--- Start Given data ---

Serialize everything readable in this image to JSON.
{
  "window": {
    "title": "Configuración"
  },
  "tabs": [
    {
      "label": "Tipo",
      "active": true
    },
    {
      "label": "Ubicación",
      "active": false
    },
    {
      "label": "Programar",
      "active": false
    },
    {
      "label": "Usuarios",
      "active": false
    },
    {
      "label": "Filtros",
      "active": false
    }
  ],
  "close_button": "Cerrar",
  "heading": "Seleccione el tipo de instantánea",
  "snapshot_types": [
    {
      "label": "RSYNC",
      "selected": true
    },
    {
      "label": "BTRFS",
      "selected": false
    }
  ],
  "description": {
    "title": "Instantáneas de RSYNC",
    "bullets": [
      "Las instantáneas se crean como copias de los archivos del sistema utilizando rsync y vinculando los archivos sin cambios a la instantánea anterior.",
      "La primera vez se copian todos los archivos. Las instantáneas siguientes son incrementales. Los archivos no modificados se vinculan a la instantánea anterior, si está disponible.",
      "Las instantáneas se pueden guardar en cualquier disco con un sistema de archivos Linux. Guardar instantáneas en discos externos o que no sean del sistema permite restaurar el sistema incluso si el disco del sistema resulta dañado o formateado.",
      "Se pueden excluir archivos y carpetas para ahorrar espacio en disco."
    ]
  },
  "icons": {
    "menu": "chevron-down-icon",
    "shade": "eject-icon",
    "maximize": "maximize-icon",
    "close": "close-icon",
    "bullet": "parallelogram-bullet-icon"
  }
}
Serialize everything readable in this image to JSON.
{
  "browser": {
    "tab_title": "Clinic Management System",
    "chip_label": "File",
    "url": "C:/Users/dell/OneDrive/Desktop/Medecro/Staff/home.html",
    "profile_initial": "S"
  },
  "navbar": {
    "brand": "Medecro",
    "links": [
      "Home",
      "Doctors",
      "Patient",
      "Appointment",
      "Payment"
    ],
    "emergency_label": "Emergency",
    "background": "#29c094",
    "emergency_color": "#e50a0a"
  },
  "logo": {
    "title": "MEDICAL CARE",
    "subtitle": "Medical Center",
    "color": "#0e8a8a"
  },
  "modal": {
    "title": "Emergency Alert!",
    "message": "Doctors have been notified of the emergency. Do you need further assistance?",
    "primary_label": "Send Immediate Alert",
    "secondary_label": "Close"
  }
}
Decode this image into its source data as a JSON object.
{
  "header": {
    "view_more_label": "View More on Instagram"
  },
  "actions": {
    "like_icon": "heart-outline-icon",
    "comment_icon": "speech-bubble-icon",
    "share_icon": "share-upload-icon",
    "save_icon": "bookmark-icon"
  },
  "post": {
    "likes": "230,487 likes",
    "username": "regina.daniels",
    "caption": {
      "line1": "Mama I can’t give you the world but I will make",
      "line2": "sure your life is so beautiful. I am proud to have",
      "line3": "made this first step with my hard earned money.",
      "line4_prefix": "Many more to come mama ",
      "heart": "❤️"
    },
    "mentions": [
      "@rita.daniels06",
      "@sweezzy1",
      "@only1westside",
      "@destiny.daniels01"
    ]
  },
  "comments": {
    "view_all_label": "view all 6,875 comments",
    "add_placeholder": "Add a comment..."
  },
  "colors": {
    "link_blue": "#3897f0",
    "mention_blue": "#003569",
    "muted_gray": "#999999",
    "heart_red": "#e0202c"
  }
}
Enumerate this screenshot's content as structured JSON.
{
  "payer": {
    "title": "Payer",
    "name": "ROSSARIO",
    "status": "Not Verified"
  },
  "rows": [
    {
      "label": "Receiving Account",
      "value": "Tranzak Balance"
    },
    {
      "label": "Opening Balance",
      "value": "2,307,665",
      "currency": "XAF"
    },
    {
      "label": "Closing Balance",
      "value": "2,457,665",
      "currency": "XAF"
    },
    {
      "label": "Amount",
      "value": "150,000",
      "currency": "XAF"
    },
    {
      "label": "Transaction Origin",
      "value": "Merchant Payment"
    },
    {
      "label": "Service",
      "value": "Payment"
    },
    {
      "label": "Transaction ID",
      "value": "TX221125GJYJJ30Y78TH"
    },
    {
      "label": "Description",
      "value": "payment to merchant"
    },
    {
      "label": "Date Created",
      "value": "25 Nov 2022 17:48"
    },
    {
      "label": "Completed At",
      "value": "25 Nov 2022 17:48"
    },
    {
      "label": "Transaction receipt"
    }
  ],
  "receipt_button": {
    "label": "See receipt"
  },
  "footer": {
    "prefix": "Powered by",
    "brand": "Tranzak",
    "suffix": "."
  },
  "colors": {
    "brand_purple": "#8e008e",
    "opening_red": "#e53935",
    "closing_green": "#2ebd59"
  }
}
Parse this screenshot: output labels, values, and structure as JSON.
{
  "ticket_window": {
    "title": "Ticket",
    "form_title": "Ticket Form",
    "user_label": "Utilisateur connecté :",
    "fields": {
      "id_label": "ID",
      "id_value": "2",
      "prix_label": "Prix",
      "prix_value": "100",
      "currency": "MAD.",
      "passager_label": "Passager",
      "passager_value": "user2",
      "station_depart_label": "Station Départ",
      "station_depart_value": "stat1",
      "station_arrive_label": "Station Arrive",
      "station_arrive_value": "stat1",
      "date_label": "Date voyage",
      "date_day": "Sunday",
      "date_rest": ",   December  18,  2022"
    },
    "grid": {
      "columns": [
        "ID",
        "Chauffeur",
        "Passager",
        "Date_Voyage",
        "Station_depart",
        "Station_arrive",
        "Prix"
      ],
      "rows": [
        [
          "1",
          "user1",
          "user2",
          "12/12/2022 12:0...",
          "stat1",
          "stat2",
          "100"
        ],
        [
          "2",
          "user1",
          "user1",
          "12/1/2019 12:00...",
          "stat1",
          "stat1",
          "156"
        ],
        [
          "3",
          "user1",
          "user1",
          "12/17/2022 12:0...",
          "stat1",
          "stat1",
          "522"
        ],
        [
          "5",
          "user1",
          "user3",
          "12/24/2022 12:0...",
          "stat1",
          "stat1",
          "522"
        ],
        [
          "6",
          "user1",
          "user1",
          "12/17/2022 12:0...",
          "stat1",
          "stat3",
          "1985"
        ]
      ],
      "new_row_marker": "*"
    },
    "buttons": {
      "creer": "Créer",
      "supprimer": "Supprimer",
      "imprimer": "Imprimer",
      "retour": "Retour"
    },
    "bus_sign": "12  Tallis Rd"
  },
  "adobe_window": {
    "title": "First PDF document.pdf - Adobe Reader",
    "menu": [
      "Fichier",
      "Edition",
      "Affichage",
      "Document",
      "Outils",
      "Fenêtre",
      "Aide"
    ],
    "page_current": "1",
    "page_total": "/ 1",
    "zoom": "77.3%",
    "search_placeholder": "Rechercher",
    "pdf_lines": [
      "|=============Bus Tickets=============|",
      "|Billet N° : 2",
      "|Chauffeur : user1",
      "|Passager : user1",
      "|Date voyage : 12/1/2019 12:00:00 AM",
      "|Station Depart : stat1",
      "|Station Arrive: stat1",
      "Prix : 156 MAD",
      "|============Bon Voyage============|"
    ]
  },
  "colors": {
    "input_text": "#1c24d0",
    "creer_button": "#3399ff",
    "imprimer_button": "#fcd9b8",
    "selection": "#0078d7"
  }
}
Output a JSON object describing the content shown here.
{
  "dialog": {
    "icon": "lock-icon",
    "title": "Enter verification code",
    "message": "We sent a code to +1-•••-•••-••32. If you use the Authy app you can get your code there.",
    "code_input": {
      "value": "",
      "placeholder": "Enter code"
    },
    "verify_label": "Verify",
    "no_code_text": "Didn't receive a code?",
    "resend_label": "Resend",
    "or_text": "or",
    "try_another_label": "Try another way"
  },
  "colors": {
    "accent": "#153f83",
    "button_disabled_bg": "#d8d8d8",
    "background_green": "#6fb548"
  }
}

--- End Given data ---

Your goal: Reproduce the listing above exactly from the line containing "Output a JSON" through its last line, with both of those lines included.

Response to the exercise:
Output a JSON object describing the content shown here.
{
  "dialog": {
    "icon": "lock-icon",
    "title": "Enter verification code",
    "message": "We sent a code to +1-•••-•••-••32. If you use the Authy app you can get your code there.",
    "code_input": {
      "value": "",
      "placeholder": "Enter code"
    },
    "verify_label": "Verify",
    "no_code_text": "Didn't receive a code?",
    "resend_label": "Resend",
    "or_text": "or",
    "try_another_label": "Try another way"
  },
  "colors": {
    "accent": "#153f83",
    "button_disabled_bg": "#d8d8d8",
    "background_green": "#6fb548"
  }
}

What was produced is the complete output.